===== DATA LINES
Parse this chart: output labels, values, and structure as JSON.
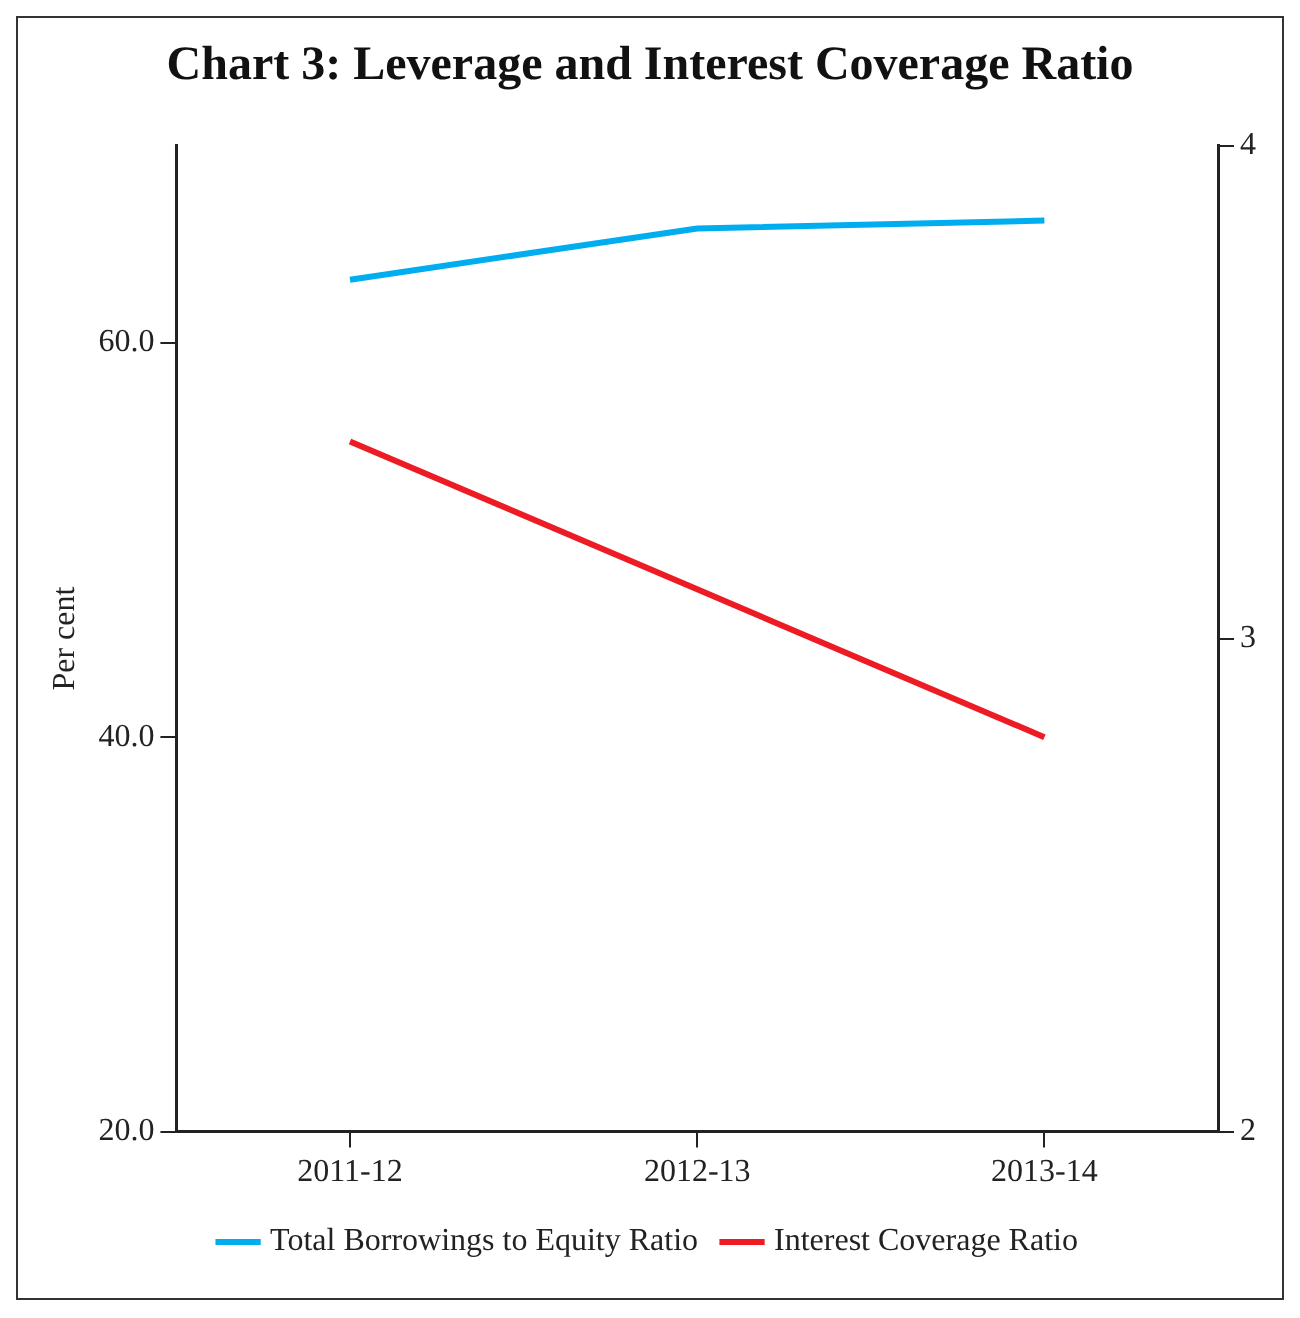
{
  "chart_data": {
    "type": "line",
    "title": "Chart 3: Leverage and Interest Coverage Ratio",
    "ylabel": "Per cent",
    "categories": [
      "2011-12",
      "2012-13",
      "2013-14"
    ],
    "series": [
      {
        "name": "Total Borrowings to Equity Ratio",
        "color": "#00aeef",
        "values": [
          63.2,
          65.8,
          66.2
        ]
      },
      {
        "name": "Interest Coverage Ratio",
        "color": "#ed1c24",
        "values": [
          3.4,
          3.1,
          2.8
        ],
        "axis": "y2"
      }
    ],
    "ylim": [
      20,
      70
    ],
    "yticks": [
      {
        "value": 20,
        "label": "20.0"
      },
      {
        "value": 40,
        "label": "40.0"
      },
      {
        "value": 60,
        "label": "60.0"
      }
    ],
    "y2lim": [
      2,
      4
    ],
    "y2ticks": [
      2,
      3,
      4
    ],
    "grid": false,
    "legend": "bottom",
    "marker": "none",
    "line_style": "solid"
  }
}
==========
PROBLEM TO SOLVE: Transcribe all the lines above exactly, apart from the pictures.

THE COMPLETED TASK:
Parse this chart: output labels, values, and structure as JSON.
{
  "chart_data": {
    "type": "line",
    "title": "Chart 3: Leverage and Interest Coverage Ratio",
    "ylabel": "Per cent",
    "categories": [
      "2011-12",
      "2012-13",
      "2013-14"
    ],
    "series": [
      {
        "name": "Total Borrowings to Equity Ratio",
        "color": "#00aeef",
        "values": [
          63.2,
          65.8,
          66.2
        ]
      },
      {
        "name": "Interest Coverage Ratio",
        "color": "#ed1c24",
        "values": [
          3.4,
          3.1,
          2.8
        ],
        "axis": "y2"
      }
    ],
    "ylim": [
      20,
      70
    ],
    "yticks": [
      {
        "value": 20,
        "label": "20.0"
      },
      {
        "value": 40,
        "label": "40.0"
      },
      {
        "value": 60,
        "label": "60.0"
      }
    ],
    "y2lim": [
      2,
      4
    ],
    "y2ticks": [
      2,
      3,
      4
    ],
    "grid": false,
    "legend": "bottom",
    "marker": "none",
    "line_style": "solid"
  }
}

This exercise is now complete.